%%

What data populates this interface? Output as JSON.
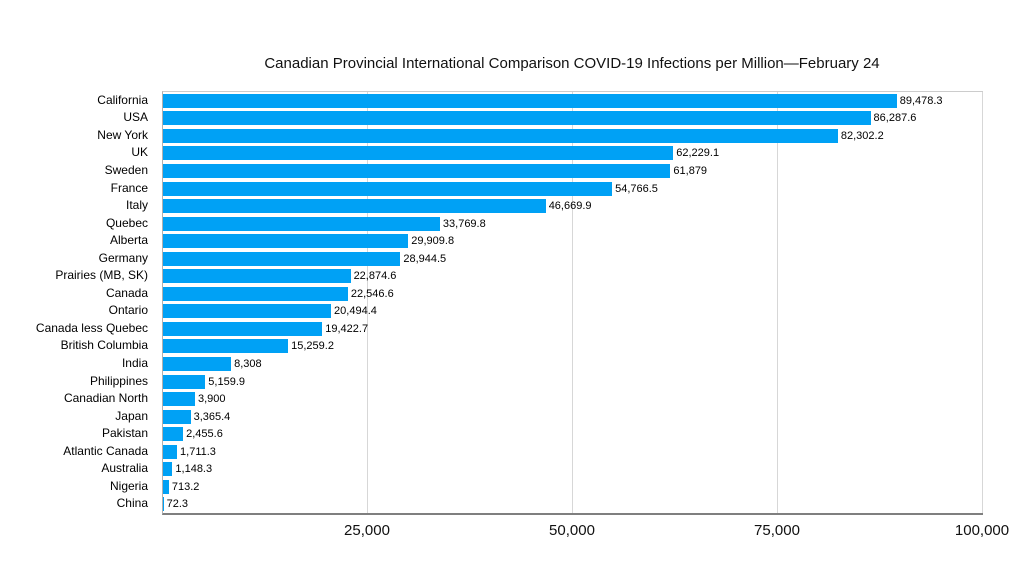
{
  "chart_data": {
    "type": "bar",
    "orientation": "horizontal",
    "title": "Canadian Provincial International Comparison COVID-19 Infections per Million—February 24",
    "categories": [
      "California",
      "USA",
      "New York",
      "UK",
      "Sweden",
      "France",
      "Italy",
      "Quebec",
      "Alberta",
      "Germany",
      "Prairies (MB, SK)",
      "Canada",
      "Ontario",
      "Canada less Quebec",
      "British Columbia",
      "India",
      "Philippines",
      "Canadian North",
      "Japan",
      "Pakistan",
      "Atlantic Canada",
      "Australia",
      "Nigeria",
      "China"
    ],
    "values": [
      89478.3,
      86287.6,
      82302.2,
      62229.1,
      61879,
      54766.5,
      46669.9,
      33769.8,
      29909.8,
      28944.5,
      22874.6,
      22546.6,
      20494.4,
      19422.7,
      15259.2,
      8308,
      5159.9,
      3900,
      3365.4,
      2455.6,
      1711.3,
      1148.3,
      713.2,
      72.3
    ],
    "value_labels": [
      "89,478.3",
      "86,287.6",
      "82,302.2",
      "62,229.1",
      "61,879",
      "54,766.5",
      "46,669.9",
      "33,769.8",
      "29,909.8",
      "28,944.5",
      "22,874.6",
      "22,546.6",
      "20,494.4",
      "19,422.7",
      "15,259.2",
      "8,308",
      "5,159.9",
      "3,900",
      "3,365.4",
      "2,455.6",
      "1,711.3",
      "1,148.3",
      "713.2",
      "72.3"
    ],
    "xlabel": "",
    "ylabel": "",
    "xlim": [
      0,
      100000
    ],
    "x_ticks": [
      {
        "value": 25000,
        "label": "25,000"
      },
      {
        "value": 50000,
        "label": "50,000"
      },
      {
        "value": 75000,
        "label": "75,000"
      },
      {
        "value": 100000,
        "label": "100,000"
      }
    ],
    "grid": "vertical gridlines on",
    "legend": "none",
    "colors": {
      "bar": "#00a1f5",
      "gridline": "#d7d7d7",
      "axis_bottom": "#7f7f7f",
      "axis_left": "#b0b0b0",
      "plot_top_border": "#cccccc",
      "background": "#ffffff",
      "text": "#000000"
    }
  }
}
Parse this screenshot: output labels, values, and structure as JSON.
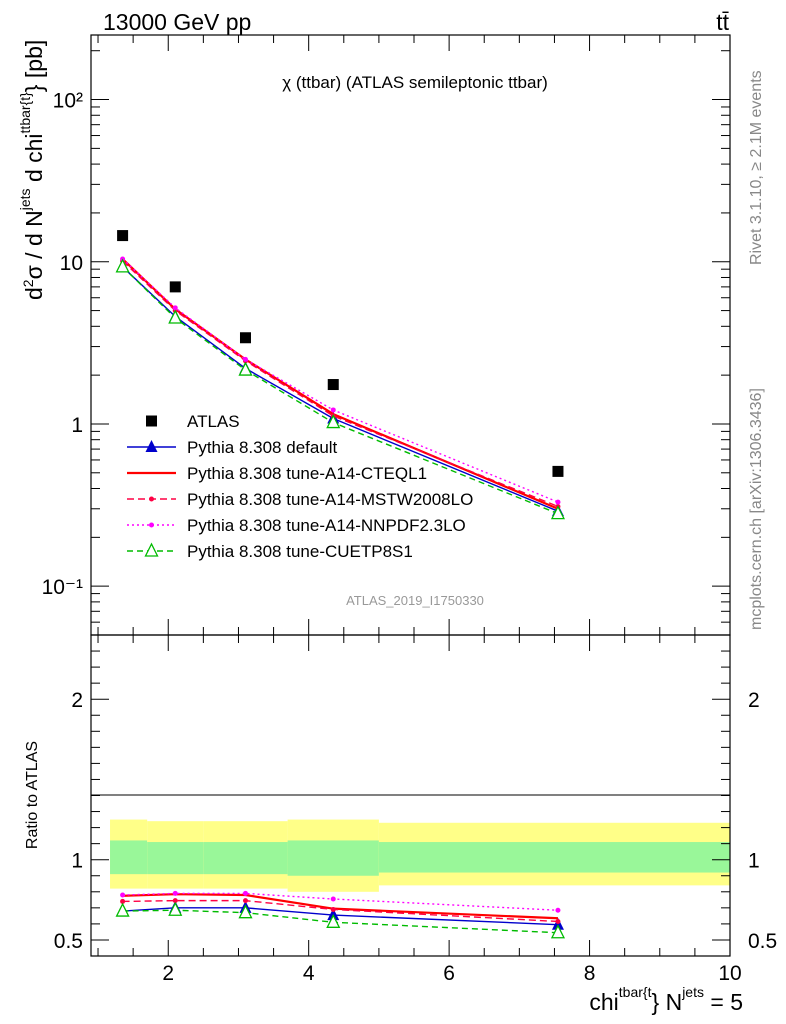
{
  "header": {
    "energy_label": "13000 GeV pp",
    "process_label": "tt̄",
    "rivet_label": "Rivet 3.1.10, ≥ 2.1M events",
    "mcplots_label": "mcplots.cern.ch [arXiv:1306.3436]",
    "analysis_label": "ATLAS_2019_I1750330"
  },
  "chart_data": {
    "type": "scatter",
    "title": "χ (ttbar) (ATLAS semileptonic ttbar)",
    "ylabel_main": "d²σ / d N^jets d chi^ttbar{t} [pb]",
    "ylabel_ratio": "Ratio to ATLAS",
    "xlabel": "chi^tbar{t} N^jets = 5",
    "xlim": [
      0.9,
      10.0
    ],
    "ylim_main": [
      0.05,
      250
    ],
    "ylim_ratio": [
      0.4,
      2.4
    ],
    "yscale_main": "log",
    "x_ticks": [
      "2",
      "4",
      "6",
      "8",
      "10"
    ],
    "y_ticks_main": [
      "10⁻¹",
      "1",
      "10",
      "10²"
    ],
    "y_ticks_ratio": [
      "0.5",
      "1",
      "2"
    ],
    "bins": [
      [
        1.0,
        1.7
      ],
      [
        1.7,
        2.5
      ],
      [
        2.5,
        3.7
      ],
      [
        3.7,
        5.0
      ],
      [
        5.0,
        10.0
      ]
    ],
    "x": [
      1.35,
      2.1,
      3.1,
      4.35,
      7.55
    ],
    "data": {
      "name": "ATLAS",
      "values": [
        14.5,
        7.0,
        3.4,
        1.75,
        0.51
      ],
      "band_outer": [
        [
          0.82,
          1.25
        ],
        [
          0.82,
          1.24
        ],
        [
          0.82,
          1.24
        ],
        [
          0.8,
          1.25
        ],
        [
          0.84,
          1.23
        ]
      ],
      "band_inner": [
        [
          0.91,
          1.12
        ],
        [
          0.91,
          1.11
        ],
        [
          0.91,
          1.11
        ],
        [
          0.9,
          1.12
        ],
        [
          0.92,
          1.11
        ]
      ]
    },
    "legend_position": "center-left",
    "series": [
      {
        "name": "Pythia 8.308 default",
        "color": "#0000cc",
        "dash": "",
        "marker": "filled-triangle",
        "values": [
          9.3,
          4.6,
          2.2,
          1.08,
          0.29
        ],
        "ratio": [
          0.68,
          0.7,
          0.7,
          0.655,
          0.595
        ]
      },
      {
        "name": "Pythia 8.308 tune-A14-CTEQL1",
        "color": "#ff0000",
        "dash": "",
        "marker": "",
        "values": [
          10.4,
          5.1,
          2.5,
          1.15,
          0.3
        ],
        "ratio": [
          0.775,
          0.785,
          0.78,
          0.695,
          0.635
        ]
      },
      {
        "name": "Pythia 8.308 tune-A14-MSTW2008LO",
        "color": "#ff0044",
        "dash": "7,4",
        "marker": "small-dot",
        "values": [
          10.1,
          5.0,
          2.45,
          1.12,
          0.31
        ],
        "ratio": [
          0.74,
          0.745,
          0.745,
          0.69,
          0.615
        ]
      },
      {
        "name": "Pythia 8.308 tune-A14-NNPDF2.3LO",
        "color": "#ff00ff",
        "dash": "2,3",
        "marker": "small-dot",
        "values": [
          10.4,
          5.2,
          2.5,
          1.22,
          0.33
        ],
        "ratio": [
          0.78,
          0.79,
          0.79,
          0.755,
          0.685
        ]
      },
      {
        "name": "Pythia 8.308 tune-CUETP8S1",
        "color": "#00bb00",
        "dash": "6,4",
        "marker": "open-triangle",
        "values": [
          9.3,
          4.5,
          2.15,
          1.02,
          0.28
        ],
        "ratio": [
          0.68,
          0.685,
          0.67,
          0.61,
          0.545
        ]
      }
    ]
  }
}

%%

• [Given request] Give only the number of lines that include the word "JSON".

• [Result of this task] 2